--- Start Information provided ---

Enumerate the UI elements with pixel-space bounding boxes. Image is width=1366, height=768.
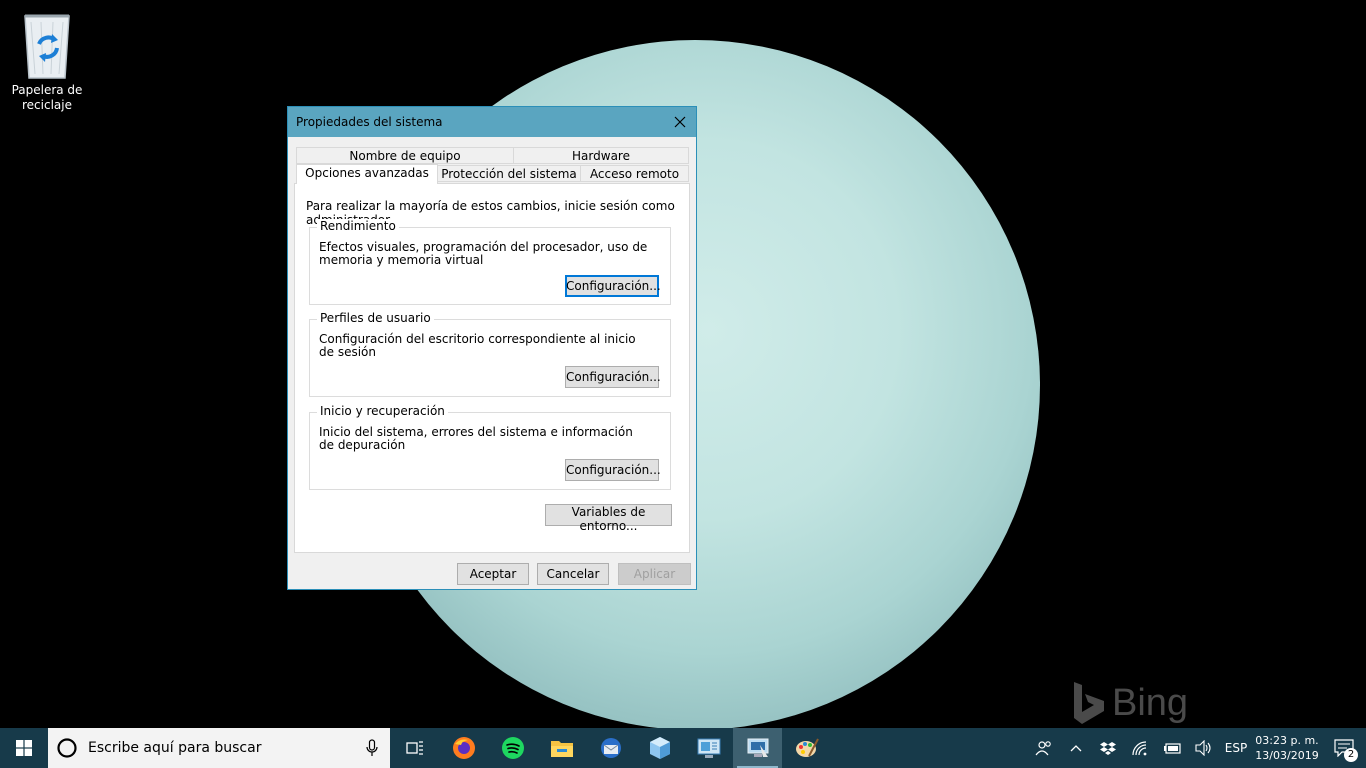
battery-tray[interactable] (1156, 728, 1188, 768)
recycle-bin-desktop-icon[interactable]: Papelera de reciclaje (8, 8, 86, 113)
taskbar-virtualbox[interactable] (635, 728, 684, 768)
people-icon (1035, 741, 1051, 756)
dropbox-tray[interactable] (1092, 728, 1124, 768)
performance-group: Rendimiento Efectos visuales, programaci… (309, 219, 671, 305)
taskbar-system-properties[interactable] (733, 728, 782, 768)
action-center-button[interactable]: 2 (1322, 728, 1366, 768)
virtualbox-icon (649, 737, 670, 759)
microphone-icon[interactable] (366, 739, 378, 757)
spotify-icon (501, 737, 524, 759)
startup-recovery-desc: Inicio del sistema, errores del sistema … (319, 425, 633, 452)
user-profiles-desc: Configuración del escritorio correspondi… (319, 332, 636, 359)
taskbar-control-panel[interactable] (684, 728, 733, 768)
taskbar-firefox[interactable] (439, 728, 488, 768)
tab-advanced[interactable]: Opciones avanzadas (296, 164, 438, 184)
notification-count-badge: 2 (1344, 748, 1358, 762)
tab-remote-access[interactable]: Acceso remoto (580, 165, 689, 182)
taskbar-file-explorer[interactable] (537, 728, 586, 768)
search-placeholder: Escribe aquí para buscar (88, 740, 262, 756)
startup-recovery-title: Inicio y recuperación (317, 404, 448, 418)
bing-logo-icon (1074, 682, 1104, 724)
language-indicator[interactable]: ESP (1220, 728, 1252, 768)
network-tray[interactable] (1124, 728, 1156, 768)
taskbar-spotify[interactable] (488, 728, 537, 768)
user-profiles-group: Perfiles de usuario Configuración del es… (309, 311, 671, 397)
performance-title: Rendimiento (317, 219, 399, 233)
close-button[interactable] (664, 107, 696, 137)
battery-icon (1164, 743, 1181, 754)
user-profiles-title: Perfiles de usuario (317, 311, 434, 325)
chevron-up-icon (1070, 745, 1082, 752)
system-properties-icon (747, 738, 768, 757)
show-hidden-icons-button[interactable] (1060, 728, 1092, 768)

--- End Information provided ---

* Exercise
Write out the lines of the material from the line with "battery-tray[interactable] (1156, 728, 1188, 768)" to the line with "virtualbox-icon (649, 737, 670, 759)", both included, exactly as they appear.

* Written answer
battery-tray[interactable] (1156, 728, 1188, 768)
recycle-bin-desktop-icon[interactable]: Papelera de reciclaje (8, 8, 86, 113)
taskbar-virtualbox[interactable] (635, 728, 684, 768)
people-icon (1035, 741, 1051, 756)
dropbox-tray[interactable] (1092, 728, 1124, 768)
performance-group: Rendimiento Efectos visuales, programaci… (309, 219, 671, 305)
taskbar-system-properties[interactable] (733, 728, 782, 768)
action-center-button[interactable]: 2 (1322, 728, 1366, 768)
virtualbox-icon (649, 737, 670, 759)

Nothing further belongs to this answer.